§ **Document section**
*** Begin section ***

Molecular genetic studies reveal that G. australis expresses five cone visual pigment (opsin) genes: a long wavelength sensitive opsin (LWS), two short wavelength sensitive opsins (SWS1 and SWS2), and two middle wavelength sensitive opsins (RhA and RhB; ref. 15 ). Phylogenetic analysis has demonstrated that the LWS, SWS1, SWS2, and Rh visual pigment genes are orthologous to the major classes of opsin genes present in the gnathostome lineage of vertebrates and arose by several linear gene duplications before the separation of the jawless and jawed vertebrate lineages (15) .

The previous reports of changes in the level of a short wavelength-absorbing pigment and the spectral sensitivities of three of the five photoreceptor types during the lifecycle of this anadromous lamprey appear to correlate with concurrent changes in the light environment as it moves from the clear surface layers of the ocean to the turbid water of rivers. The aim of this study was therefore to 1) characterize the peak spectral sensitivities of the full complement of visual pigments during the downstream and upstream phases of the lifecycle of Geotria australis by employing in vitro expression of recombinant opsins and regeneration with 11-cis-retinal, 2) relate the spectral sensitivities of the visual pigments encoded by the five opsin genes to the key residues shown to be important for spectral tuning, and 3) quantify the relative levels of opsin gene expression in both the downstream and upstream phases of the anadromous lifecycle using quantitative polymerase chain reaction (qPCR) methods.

	MATERIALS AND METHODS

TOP ABSTRACT INTRODUCTION MATERIALS AND METHODS RESULTS DISCUSSION REFERENCES

 
RNA source and preparation
A duplicate cohort of three independent downstream (75–110 mm in total length) and upstream (560–640 mm in total length) migrants of the southern hemisphere lamprey Geotria australis were obtained from streams and rivers in south-western Australia using an electric fish shocker. In our experiments, the retina of the downstream phase is considered to be a preadaptation for the marine phase (14) based on ultrastructural studies that reveal a salt-acclimated retina is identical to the retina of a downstream migrant and the fact that the duration of the downstream phase can be small (6 wk). All animals were housed in freshwater aquaria that mimicked their natural environment as far as possible (constant temperature of 17°C under a 12 h light/dark cycle). After euthanasia by an overdose of methane tricaine sulfonate salt (MS 222; 1 in 2000 dilution), the right and left eyes were removed and a small horizontal incision made through the cornea before placement in RNA Later solution (Ambion, GeneWorks, Hindmarsh, Australia) to minimize RNA degradation. All tissue samples were initially stored at 4°C overnight to maximize the diffusion of the RNA preservation solution throughout the whole tissue and then stored at –80°C until required for further analysis. All procedures were performed in accordance with the ethical guidelines of the National Health and Medical Research Council of Australia and the Animal Ethics Committee of The University of Queensland (AEC No: PHY/PH/074/03/NHMRC/ARC). Fresh tissue was homogenized in a solution containing guanidinium thiocyanate, and total RNA was isolated using the Nucleospin RNA II purification kit according to the manufacturer's instructions (Macherey-Nagal, Integrated Sciences, Chatswood, Australia).

*** End section ***

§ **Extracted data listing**

*** Begin section ***

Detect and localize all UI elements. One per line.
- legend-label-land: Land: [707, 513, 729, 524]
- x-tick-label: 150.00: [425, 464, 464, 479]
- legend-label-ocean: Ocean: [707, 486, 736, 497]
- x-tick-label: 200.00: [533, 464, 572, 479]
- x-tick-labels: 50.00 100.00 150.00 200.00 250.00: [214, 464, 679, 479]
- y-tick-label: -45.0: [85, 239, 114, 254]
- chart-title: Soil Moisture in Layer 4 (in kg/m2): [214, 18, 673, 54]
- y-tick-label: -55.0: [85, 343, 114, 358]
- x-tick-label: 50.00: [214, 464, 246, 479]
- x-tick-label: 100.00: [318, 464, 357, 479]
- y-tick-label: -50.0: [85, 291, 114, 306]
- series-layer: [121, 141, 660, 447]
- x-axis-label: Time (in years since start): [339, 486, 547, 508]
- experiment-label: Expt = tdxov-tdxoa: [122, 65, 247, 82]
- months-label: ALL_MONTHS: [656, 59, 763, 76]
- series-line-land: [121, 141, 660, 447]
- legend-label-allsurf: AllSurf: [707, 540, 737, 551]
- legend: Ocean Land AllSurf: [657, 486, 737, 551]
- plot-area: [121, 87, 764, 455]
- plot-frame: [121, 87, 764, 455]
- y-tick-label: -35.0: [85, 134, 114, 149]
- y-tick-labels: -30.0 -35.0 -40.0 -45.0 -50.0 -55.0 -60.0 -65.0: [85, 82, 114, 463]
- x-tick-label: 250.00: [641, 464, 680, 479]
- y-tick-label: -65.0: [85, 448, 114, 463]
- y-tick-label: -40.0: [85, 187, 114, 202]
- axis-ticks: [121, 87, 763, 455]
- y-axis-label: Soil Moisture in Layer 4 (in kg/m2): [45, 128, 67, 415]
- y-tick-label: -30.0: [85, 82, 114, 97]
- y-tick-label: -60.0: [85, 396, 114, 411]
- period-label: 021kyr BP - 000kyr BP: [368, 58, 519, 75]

*** End section ***

§ **Parts of the exercise**
**1)** From the lamprey vision article, echo the wording starting with "Molecular genetic studies" and going on through "lineages (15) .".
**2)** Condense the paragraph of the lamprey vision article that begins "The previous reports of changes" into a short list, keeping its main facts.
**3)** Continue the lamprey vision article with the next part, beginning right after its final sentence.

§ **Results by task**
**1)**
Molecular genetic studies reveal that G. australis expresses five cone visual pigment (opsin) genes: a long wavelength sensitive opsin (LWS), two short wavelength sensitive opsins (SWS1 and SWS2), and two middle wavelength sensitive opsins (RhA and RhB; ref. 15 ). Phylogenetic analysis has demonstrated that the LWS, SWS1, SWS2, and Rh visual pigment genes are orthologous to the major classes of opsin genes present in the gnathostome lineage of vertebrates and arose by several linear gene duplications before the separation of the jawless and jawed vertebrate lineages (15) .

**2)**
- Earlier reports described changes during this anadromous lamprey's lifecycle in the level of a short wavelength-absorbing pigment and in the spectral sensitivities of three of its five photoreceptor types.
- These changes appear to match shifts in the light environment as the lamprey moves from clear ocean surface layers to turbid river water.
- The study therefore aimed to:
  1. Characterize the peak spectral sensitivities of all the visual pigments of Geotria australis in the downstream and upstream phases, using in vitro expression of recombinant opsins regenerated with 11-cis-retinal.
  2. Relate the sensitivities of the pigments encoded by the five opsin genes to the key residues known to matter for spectral tuning.
  3. Quantify relative opsin gene expression in both phases using qPCR.

**3)**
Generation of recombinant lamprey opsin constructs
The full-length coding region of the lamprey (downstream migrant) LWS, SWS1, SWS2, RhA, and RhB opsin cDNA sequences were isolated by PCR and reconstructed as described previously (15) . Forward and reverse primers (Table 1 ) were used to amplify the cDNA sequences as a single fragment with the addition of EcoRI and SalI restriction sites at the 5'- and 3'-ends of the coding region, respectively, for insertion into a mammalian expression vector. The forward primer for each opsin contained a translation start codon (AUG) present within a Kozak consensus sequence to ensure efficient translation of the recombinant visual pigment. The reverse primers were designed to replace the stop codon of the opsin protein with a SalI restriction site contained within a sequence that would encode a C-terminal bovine rod opsin 1D4 epitope (ETSQVAPA) that would be recognized by the anti-Rho1D4 monoclonal antibody. Subsequent to PCR and restriction enzyme digestion, the EcoRI-SalI fragment was subcloned into the vector pMT4, as described previously (16) .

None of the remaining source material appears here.